| YOUR OBJECTIVE |
In the entries below, filter for the word "structural" and copy every matching line.

Records drawn from a dataset:
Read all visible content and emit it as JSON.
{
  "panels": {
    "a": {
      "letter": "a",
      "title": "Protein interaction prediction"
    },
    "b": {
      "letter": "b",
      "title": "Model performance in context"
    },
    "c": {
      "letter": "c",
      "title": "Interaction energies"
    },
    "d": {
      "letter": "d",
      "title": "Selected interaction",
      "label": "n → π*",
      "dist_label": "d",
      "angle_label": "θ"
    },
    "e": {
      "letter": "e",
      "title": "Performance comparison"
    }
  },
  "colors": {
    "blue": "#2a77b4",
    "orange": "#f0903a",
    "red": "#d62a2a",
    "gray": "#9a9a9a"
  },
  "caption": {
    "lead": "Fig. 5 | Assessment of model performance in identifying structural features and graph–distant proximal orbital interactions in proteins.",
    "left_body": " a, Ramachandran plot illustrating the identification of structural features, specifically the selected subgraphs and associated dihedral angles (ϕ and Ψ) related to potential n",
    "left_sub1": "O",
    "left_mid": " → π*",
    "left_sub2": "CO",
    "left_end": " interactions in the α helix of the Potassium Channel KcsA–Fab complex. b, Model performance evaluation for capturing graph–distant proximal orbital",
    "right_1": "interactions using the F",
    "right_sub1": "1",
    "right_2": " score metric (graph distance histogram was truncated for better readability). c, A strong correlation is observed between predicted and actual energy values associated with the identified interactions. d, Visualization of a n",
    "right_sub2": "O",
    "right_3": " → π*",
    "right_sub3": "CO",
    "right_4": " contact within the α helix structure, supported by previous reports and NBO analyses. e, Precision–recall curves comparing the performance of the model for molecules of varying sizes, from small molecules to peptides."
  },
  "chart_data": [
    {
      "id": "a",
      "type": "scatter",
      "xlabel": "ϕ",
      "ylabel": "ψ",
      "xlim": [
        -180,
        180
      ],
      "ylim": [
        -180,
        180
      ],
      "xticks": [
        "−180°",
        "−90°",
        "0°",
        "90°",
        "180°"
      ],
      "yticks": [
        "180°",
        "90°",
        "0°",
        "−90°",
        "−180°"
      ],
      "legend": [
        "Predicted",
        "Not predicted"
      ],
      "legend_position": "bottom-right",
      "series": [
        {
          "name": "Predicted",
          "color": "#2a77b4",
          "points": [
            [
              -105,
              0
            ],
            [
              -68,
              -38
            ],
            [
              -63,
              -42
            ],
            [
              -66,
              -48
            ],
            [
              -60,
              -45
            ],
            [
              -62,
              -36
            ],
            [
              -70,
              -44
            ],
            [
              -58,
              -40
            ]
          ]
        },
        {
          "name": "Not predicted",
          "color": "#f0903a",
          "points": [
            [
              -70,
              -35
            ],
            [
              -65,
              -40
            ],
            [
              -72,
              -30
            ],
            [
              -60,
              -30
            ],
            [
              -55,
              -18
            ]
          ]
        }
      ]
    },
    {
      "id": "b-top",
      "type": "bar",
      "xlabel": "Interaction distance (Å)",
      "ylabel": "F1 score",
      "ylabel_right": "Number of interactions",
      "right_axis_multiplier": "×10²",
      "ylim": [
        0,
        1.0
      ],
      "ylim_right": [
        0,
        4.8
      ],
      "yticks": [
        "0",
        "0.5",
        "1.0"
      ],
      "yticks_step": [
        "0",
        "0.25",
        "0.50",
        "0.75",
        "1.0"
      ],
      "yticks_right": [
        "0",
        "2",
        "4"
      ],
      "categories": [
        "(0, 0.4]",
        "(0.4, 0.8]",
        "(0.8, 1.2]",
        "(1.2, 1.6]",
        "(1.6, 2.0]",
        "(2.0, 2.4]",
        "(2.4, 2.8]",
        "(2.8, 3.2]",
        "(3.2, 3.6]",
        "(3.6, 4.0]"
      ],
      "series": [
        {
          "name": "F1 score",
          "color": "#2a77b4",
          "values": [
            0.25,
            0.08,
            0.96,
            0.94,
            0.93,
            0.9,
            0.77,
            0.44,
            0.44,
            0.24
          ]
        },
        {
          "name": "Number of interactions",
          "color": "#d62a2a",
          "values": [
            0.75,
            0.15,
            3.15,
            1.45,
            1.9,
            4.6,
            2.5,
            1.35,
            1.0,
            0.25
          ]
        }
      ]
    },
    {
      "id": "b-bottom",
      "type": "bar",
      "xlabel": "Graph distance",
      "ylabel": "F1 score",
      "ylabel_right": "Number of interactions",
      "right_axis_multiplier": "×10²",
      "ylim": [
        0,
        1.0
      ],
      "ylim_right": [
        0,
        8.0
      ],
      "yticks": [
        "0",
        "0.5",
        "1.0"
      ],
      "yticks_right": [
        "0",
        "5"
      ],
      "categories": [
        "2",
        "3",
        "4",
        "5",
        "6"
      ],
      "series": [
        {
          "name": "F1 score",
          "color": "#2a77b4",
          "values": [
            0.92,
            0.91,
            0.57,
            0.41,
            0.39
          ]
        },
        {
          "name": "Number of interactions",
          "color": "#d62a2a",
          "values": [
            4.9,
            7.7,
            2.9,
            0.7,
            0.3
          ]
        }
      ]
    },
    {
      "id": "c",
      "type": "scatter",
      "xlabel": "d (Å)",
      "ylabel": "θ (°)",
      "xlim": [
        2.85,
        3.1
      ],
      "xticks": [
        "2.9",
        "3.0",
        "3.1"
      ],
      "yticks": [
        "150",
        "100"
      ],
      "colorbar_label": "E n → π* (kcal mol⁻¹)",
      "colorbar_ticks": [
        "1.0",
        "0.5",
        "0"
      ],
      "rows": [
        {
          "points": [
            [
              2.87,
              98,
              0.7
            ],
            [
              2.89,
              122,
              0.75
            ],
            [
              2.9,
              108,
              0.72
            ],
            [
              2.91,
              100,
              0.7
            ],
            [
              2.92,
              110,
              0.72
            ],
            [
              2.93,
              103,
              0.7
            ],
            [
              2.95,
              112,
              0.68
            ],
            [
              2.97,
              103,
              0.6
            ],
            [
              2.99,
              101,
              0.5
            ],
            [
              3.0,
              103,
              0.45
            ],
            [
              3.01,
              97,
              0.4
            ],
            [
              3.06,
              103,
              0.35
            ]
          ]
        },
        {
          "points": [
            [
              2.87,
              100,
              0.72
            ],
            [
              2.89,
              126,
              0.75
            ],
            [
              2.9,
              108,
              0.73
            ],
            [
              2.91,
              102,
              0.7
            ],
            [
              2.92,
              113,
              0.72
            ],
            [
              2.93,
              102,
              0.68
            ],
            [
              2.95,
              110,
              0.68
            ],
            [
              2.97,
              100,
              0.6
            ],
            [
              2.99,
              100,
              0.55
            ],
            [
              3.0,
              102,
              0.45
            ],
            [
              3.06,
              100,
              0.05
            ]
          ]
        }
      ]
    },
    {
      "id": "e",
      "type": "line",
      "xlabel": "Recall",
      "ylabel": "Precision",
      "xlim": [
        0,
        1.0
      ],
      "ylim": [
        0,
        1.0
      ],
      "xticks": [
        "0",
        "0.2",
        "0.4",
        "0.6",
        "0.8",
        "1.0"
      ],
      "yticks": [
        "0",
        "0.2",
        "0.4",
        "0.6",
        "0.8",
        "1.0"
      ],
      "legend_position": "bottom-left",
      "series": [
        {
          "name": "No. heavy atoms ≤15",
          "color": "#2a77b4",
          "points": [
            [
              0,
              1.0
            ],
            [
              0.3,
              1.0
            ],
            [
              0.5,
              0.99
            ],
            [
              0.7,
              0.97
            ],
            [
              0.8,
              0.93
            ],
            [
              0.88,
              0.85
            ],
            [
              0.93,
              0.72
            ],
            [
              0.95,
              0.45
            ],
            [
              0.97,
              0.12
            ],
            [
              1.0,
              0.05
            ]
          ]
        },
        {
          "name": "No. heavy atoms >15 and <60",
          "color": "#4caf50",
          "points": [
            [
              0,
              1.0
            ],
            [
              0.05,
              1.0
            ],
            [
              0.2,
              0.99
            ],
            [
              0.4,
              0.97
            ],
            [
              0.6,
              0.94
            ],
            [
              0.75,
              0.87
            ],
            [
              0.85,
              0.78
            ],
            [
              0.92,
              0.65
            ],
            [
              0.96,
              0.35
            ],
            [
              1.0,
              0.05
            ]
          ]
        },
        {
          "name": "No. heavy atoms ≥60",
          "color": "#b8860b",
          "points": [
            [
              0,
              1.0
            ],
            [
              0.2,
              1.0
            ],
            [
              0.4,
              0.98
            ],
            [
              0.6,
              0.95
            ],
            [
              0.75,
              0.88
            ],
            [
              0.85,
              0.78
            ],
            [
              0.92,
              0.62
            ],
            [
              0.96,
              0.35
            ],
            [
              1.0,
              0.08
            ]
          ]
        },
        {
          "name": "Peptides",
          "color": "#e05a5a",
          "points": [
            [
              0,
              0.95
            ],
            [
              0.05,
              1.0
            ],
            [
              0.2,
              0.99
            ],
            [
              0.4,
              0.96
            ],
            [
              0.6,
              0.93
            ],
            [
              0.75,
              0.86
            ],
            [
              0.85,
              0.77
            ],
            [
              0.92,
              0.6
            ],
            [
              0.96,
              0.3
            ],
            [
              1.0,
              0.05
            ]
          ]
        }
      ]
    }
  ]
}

| RESPONSE TO THIS EXERCISE |
    "lead": "Fig. 5 | Assessment of model performance in identifying structural features and graph–distant proximal orbital interactions in proteins.",
    "left_body": " a, Ramachandran plot illustrating the identification of structural features, specifically the selected subgraphs and associated dihedral angles (ϕ and Ψ) related to potential n",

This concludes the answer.